Stated task
Identify the lines that contain the string "Autonomous" and report only how many there are.

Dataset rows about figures
--------------------------------------------------
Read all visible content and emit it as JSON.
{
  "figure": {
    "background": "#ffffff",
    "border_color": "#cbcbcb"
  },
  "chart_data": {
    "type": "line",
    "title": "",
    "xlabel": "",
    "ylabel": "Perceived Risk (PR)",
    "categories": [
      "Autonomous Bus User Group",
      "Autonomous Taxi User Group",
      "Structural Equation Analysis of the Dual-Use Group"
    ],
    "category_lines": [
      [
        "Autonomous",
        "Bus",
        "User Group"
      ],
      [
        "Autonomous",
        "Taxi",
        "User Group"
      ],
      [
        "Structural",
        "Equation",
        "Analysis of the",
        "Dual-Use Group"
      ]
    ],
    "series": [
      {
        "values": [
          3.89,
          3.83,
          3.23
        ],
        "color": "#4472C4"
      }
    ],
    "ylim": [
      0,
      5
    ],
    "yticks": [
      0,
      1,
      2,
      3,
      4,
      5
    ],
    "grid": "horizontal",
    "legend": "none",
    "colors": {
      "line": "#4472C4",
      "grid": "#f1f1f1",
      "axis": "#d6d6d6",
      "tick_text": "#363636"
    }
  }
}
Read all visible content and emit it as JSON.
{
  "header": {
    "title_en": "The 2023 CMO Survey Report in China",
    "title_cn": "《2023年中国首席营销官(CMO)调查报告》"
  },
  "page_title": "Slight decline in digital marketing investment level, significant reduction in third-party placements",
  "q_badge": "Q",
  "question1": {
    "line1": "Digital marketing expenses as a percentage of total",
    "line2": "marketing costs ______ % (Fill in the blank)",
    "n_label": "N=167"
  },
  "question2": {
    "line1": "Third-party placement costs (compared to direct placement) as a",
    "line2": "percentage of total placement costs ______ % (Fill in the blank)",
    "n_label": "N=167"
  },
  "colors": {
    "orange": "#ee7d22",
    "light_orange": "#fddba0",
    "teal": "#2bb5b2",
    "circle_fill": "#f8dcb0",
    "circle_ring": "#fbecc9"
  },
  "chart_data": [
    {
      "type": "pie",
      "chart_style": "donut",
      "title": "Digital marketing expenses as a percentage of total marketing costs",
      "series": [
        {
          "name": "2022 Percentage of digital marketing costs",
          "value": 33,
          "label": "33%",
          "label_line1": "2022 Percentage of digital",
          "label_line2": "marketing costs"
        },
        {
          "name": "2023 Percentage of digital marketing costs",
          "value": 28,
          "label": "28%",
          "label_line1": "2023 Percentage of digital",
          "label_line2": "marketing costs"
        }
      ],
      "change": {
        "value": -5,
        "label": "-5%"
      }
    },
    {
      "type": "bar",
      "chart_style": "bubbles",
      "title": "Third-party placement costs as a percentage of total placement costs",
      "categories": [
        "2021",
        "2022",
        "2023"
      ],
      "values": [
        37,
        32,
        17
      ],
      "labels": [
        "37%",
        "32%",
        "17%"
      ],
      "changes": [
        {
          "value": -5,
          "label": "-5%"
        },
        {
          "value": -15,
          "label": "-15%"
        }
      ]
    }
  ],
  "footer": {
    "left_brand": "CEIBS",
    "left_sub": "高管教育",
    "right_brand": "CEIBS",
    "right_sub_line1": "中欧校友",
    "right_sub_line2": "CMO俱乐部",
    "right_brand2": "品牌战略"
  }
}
--------------------------------------------------
Solution
4